GOAL: Transcribe all of the data exactly. Omit the pictures.

(Items from a figure collection)
++++++++++
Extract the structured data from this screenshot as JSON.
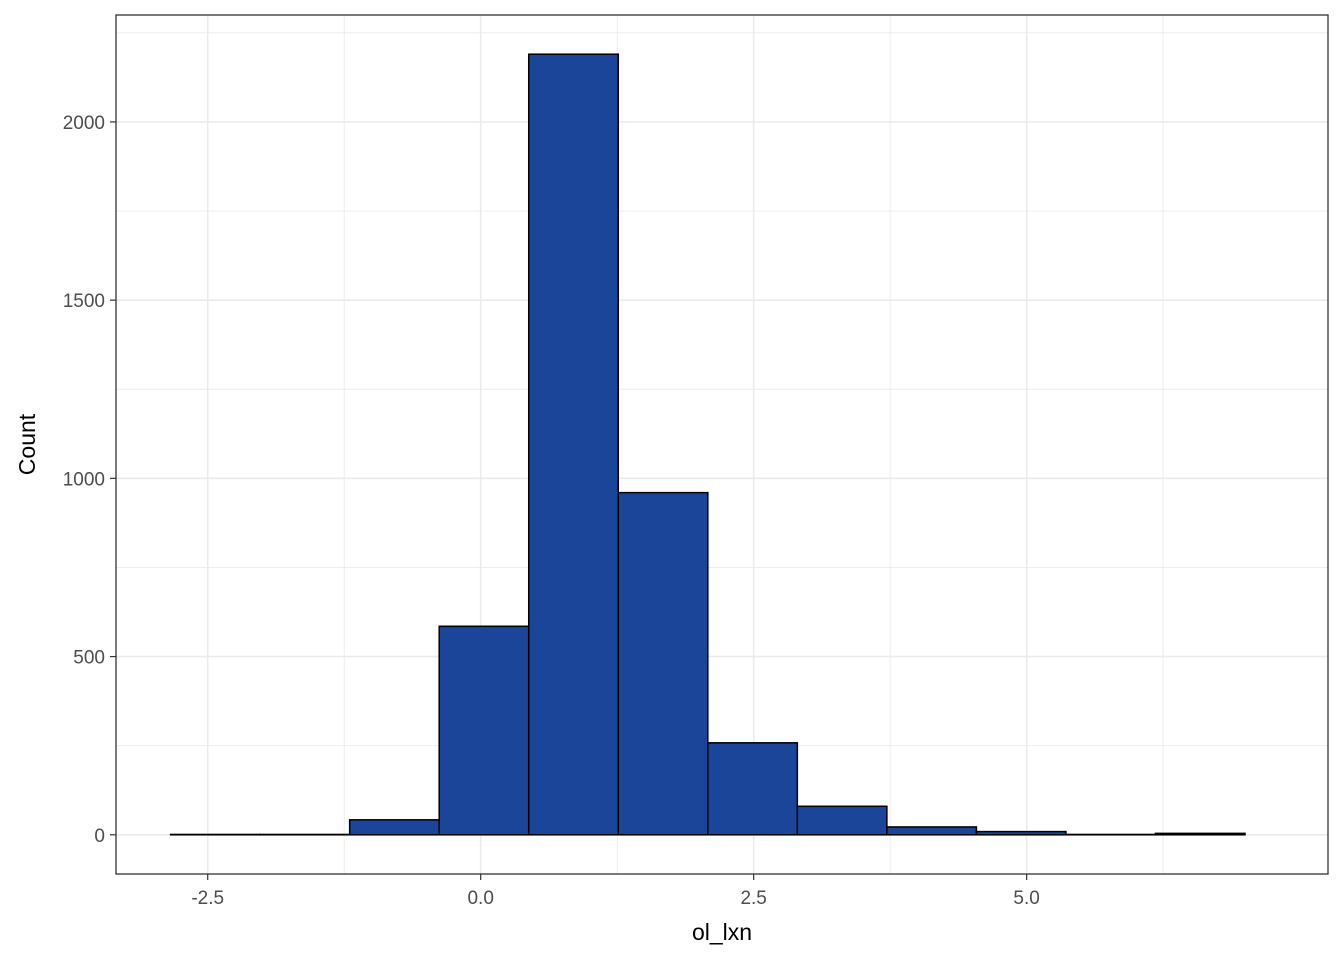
{
  "chart_data": {
    "type": "bar",
    "subtype": "histogram",
    "title": "",
    "xlabel": "ol_lxn",
    "ylabel": "Count",
    "xlim": [
      -3.34,
      7.76
    ],
    "ylim": [
      -110,
      2300
    ],
    "x_ticks": [
      -2.5,
      0.0,
      2.5,
      5.0
    ],
    "x_tick_labels": [
      "-2.5",
      "0.0",
      "2.5",
      "5.0"
    ],
    "y_ticks": [
      0,
      500,
      1000,
      1500,
      2000
    ],
    "y_tick_labels": [
      "0",
      "500",
      "1000",
      "1500",
      "2000"
    ],
    "bins": [
      {
        "x0": -2.84,
        "x1": -2.02,
        "count": 1
      },
      {
        "x0": -2.02,
        "x1": -1.2,
        "count": 1
      },
      {
        "x0": -1.2,
        "x1": -0.38,
        "count": 42
      },
      {
        "x0": -0.38,
        "x1": 0.44,
        "count": 585
      },
      {
        "x0": 0.44,
        "x1": 1.26,
        "count": 2190
      },
      {
        "x0": 1.26,
        "x1": 2.08,
        "count": 960
      },
      {
        "x0": 2.08,
        "x1": 2.9,
        "count": 258
      },
      {
        "x0": 2.9,
        "x1": 3.72,
        "count": 80
      },
      {
        "x0": 3.72,
        "x1": 4.54,
        "count": 22
      },
      {
        "x0": 4.54,
        "x1": 5.36,
        "count": 9
      },
      {
        "x0": 5.36,
        "x1": 6.18,
        "count": 1
      },
      {
        "x0": 6.18,
        "x1": 7.0,
        "count": 4
      }
    ],
    "grid": true,
    "legend": "none",
    "colors": {
      "bar_fill": "#1a4599",
      "bar_outline": "#000000",
      "panel_border": "#333333",
      "grid": "#ebebeb",
      "tick_label": "#4d4d4d"
    }
  }
}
++++++++++
THE COMPLETED TASK:
Extract the structured data from this screenshot as JSON.
{
  "chart_data": {
    "type": "bar",
    "subtype": "histogram",
    "title": "",
    "xlabel": "ol_lxn",
    "ylabel": "Count",
    "xlim": [
      -3.34,
      7.76
    ],
    "ylim": [
      -110,
      2300
    ],
    "x_ticks": [
      -2.5,
      0.0,
      2.5,
      5.0
    ],
    "x_tick_labels": [
      "-2.5",
      "0.0",
      "2.5",
      "5.0"
    ],
    "y_ticks": [
      0,
      500,
      1000,
      1500,
      2000
    ],
    "y_tick_labels": [
      "0",
      "500",
      "1000",
      "1500",
      "2000"
    ],
    "bins": [
      {
        "x0": -2.84,
        "x1": -2.02,
        "count": 1
      },
      {
        "x0": -2.02,
        "x1": -1.2,
        "count": 1
      },
      {
        "x0": -1.2,
        "x1": -0.38,
        "count": 42
      },
      {
        "x0": -0.38,
        "x1": 0.44,
        "count": 585
      },
      {
        "x0": 0.44,
        "x1": 1.26,
        "count": 2190
      },
      {
        "x0": 1.26,
        "x1": 2.08,
        "count": 960
      },
      {
        "x0": 2.08,
        "x1": 2.9,
        "count": 258
      },
      {
        "x0": 2.9,
        "x1": 3.72,
        "count": 80
      },
      {
        "x0": 3.72,
        "x1": 4.54,
        "count": 22
      },
      {
        "x0": 4.54,
        "x1": 5.36,
        "count": 9
      },
      {
        "x0": 5.36,
        "x1": 6.18,
        "count": 1
      },
      {
        "x0": 6.18,
        "x1": 7.0,
        "count": 4
      }
    ],
    "grid": true,
    "legend": "none",
    "colors": {
      "bar_fill": "#1a4599",
      "bar_outline": "#000000",
      "panel_border": "#333333",
      "grid": "#ebebeb",
      "tick_label": "#4d4d4d"
    }
  }
}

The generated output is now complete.